Requirement 1:
List every query that the writer of the mailing list message below poses to John Mckenny and the list community.
Requirement 2:
In the mailing list message below, switch "trainee teachers" to "students" and give the passage from "Dr Hatch drhatch" up to and including "my trainee teachers.".
Requirement 3:
According to the mailing list message below, whose comments does the writer intend to forward in due course?

* BEGIN Selected text *

[Corpora-List] FSs

Dr Hatch drhatch at bitsyu.net
Sat Apr 9 20:14:05 UTC 2005


Dear John Mckenny

I'm afraid I didn't get time to take part in your "estimate(s) of
prefabrication" exercise. Though I did show the text to my trainee teachers.
I shall forward their comments in due course.

I am, however, very interested in FSs. In fact I'm currently writing on such
matters.

For now I do have some queries for you and CORPORA at HD.UIB.NO 'community'.

First, I'm unsure how to reference your (Mckenny's) remarks on line within a
publication.

Secondly, can you post the full ref. re Wray, 2002:9. [If it is a paper, I'd
be grateful for a copy.]

Thirdly, does anyone out there know of a similar online 'community'
addressing cultural linguistics and/or discourse analysis?

* END Selected text *
* BEGIN Information provided *

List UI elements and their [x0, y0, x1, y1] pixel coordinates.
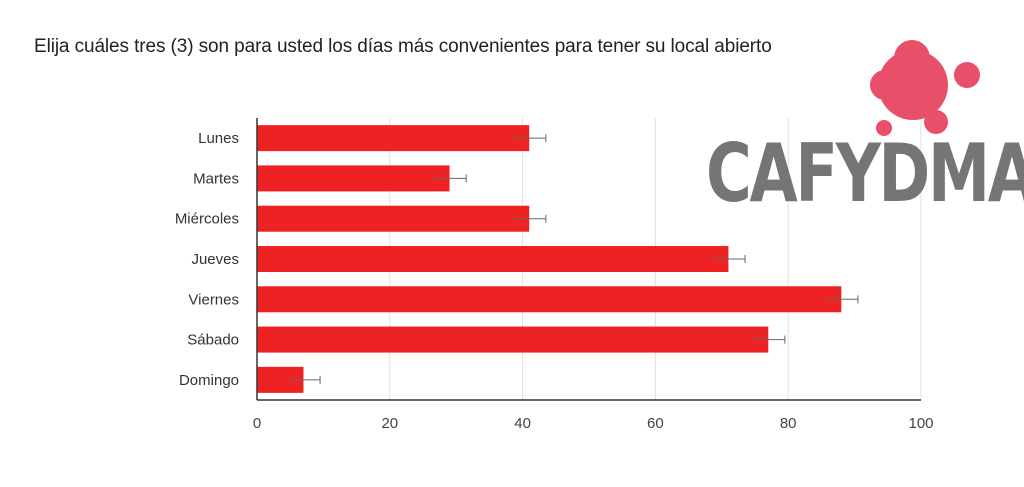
logo-blob-top [894, 40, 930, 76]
cafydma-logo: CAFYDMA [700, 38, 1024, 238]
category-label: Martes [193, 170, 239, 187]
category-label: Lunes [198, 130, 239, 147]
x-tick-label: 100 [908, 415, 933, 432]
logo-blob-left [870, 70, 900, 100]
category-labels: Lunes Martes Miércoles Jueves Viernes Sábado D… [175, 130, 239, 389]
x-tick-label: 20 [381, 415, 398, 432]
category-label: Miércoles [175, 211, 239, 228]
bar-miércoles [257, 205, 530, 232]
category-label: Viernes [188, 291, 239, 308]
logo-blob-right [954, 62, 980, 88]
bars [257, 125, 859, 393]
logo-blob-bottom [924, 110, 948, 134]
x-tick-label: 60 [647, 415, 664, 432]
bar-jueves [257, 246, 729, 272]
axes [256, 118, 921, 401]
x-tick-label: 40 [514, 415, 531, 432]
category-label: Jueves [191, 251, 239, 268]
chart-title: Elija cuáles tres (3) son para usted los… [34, 36, 772, 57]
category-label: Sábado [187, 332, 239, 349]
category-label: Domingo [179, 372, 239, 389]
bar-viernes [257, 286, 842, 313]
x-tick-label: 0 [253, 415, 261, 432]
logo-blob-small [876, 120, 892, 136]
x-tick-label: 80 [780, 415, 797, 432]
bar-martes [257, 165, 450, 192]
bar-sábado [257, 326, 769, 353]
bar-lunes [257, 125, 530, 152]
x-tick-labels: 0 20 40 60 80 100 [253, 415, 934, 432]
logo-text: CAFYDMA [706, 127, 1024, 220]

* END Information provided *

Exercise response 1:
1. How to reference Mckenny's online remarks within a publication.
2. Whether the full reference for Wray, 2002:9 can be posted, with a copy requested if it is a paper.
3. Whether anyone knows of a similar online community addressing cultural linguistics and/or discourse analysis.

Exercise response 2:
Dr Hatch drhatch at bitsyu.net
Sat Apr 9 20:14:05 UTC 2005


Dear John Mckenny

I'm afraid I didn't get time to take part in your "estimate(s) of
prefabrication" exercise. Though I did show the text to my students.

Exercise response 3:
The comments of the writer's trainee teachers.